** START OF DATASET EXTRACT **
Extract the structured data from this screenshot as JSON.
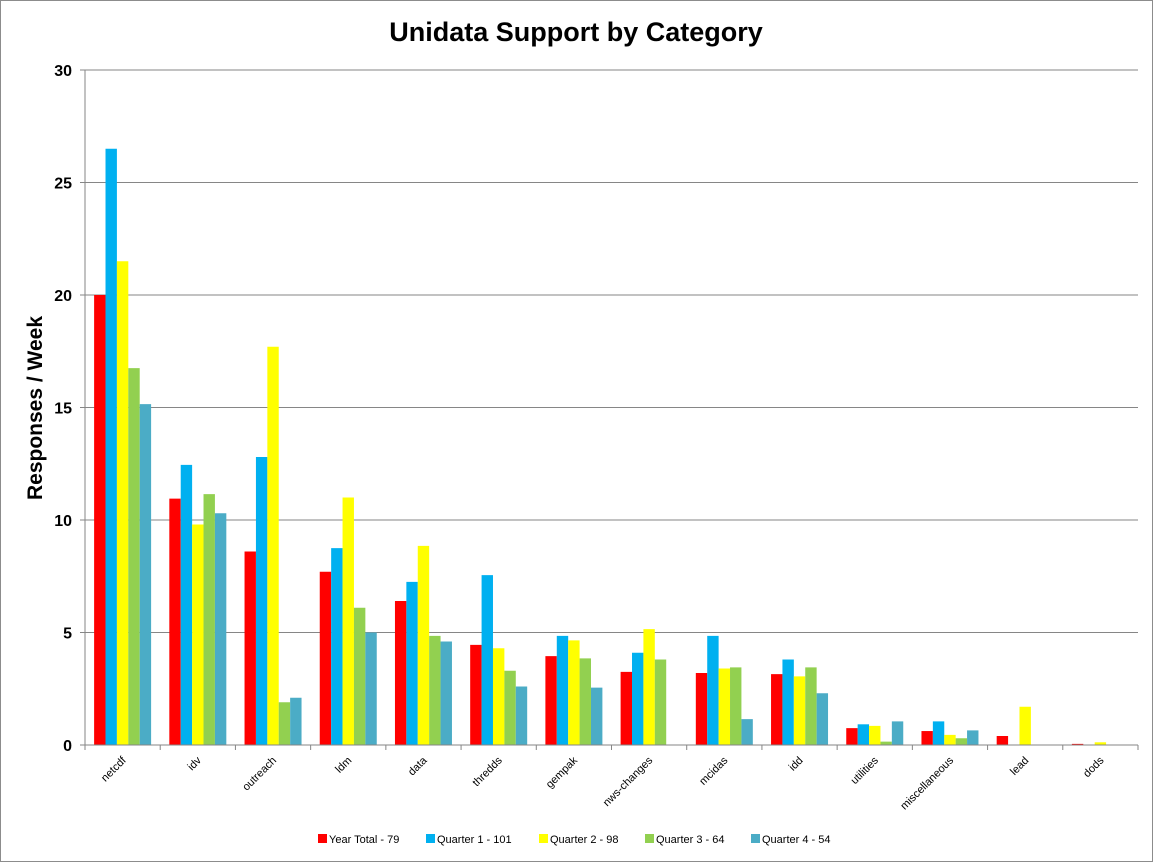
{
  "chart_data": {
    "type": "bar",
    "title": "Unidata Support by Category",
    "xlabel": "",
    "ylabel": "Responses / Week",
    "ylim": [
      0,
      30
    ],
    "yticks": [
      0,
      5,
      10,
      15,
      20,
      25,
      30
    ],
    "grid": true,
    "legend_position": "bottom",
    "categories": [
      "netcdf",
      "idv",
      "outreach",
      "ldm",
      "data",
      "thredds",
      "gempak",
      "nws-changes",
      "mcidas",
      "idd",
      "utilities",
      "miscellaneous",
      "lead",
      "dods"
    ],
    "series": [
      {
        "name": "Year Total  - 79",
        "color": "#ff0000",
        "values": [
          20.0,
          10.95,
          8.6,
          7.7,
          6.4,
          4.45,
          3.95,
          3.25,
          3.2,
          3.15,
          0.75,
          0.62,
          0.4,
          0.05
        ]
      },
      {
        "name": "Quarter 1 - 101",
        "color": "#00b0f0",
        "values": [
          26.5,
          12.45,
          12.8,
          8.75,
          7.25,
          7.55,
          4.85,
          4.1,
          4.85,
          3.8,
          0.92,
          1.05,
          0.0,
          0.0
        ]
      },
      {
        "name": "Quarter 2 - 98",
        "color": "#ffff00",
        "values": [
          21.5,
          9.8,
          17.7,
          11.0,
          8.85,
          4.3,
          4.65,
          5.15,
          3.4,
          3.05,
          0.85,
          0.45,
          1.7,
          0.12
        ]
      },
      {
        "name": "Quarter 3 - 64",
        "color": "#92d050",
        "values": [
          16.75,
          11.15,
          1.9,
          6.1,
          4.85,
          3.3,
          3.85,
          3.8,
          3.45,
          3.45,
          0.15,
          0.3,
          0.0,
          0.0
        ]
      },
      {
        "name": "Quarter 4 - 54",
        "color": "#4bacc6",
        "values": [
          15.15,
          10.3,
          2.1,
          5.0,
          4.6,
          2.6,
          2.55,
          0.0,
          1.15,
          2.3,
          1.05,
          0.65,
          0.0,
          0.0
        ]
      }
    ]
  }
}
** END OF DATASET EXTRACT **
From the listing above, copy every line that includes the word "name".

• _WRITTEN SOLUTION_:
        "name": "Year Total  - 79",
        "name": "Quarter 1 - 101",
        "name": "Quarter 2 - 98",
        "name": "Quarter 3 - 64",
        "name": "Quarter 4 - 54",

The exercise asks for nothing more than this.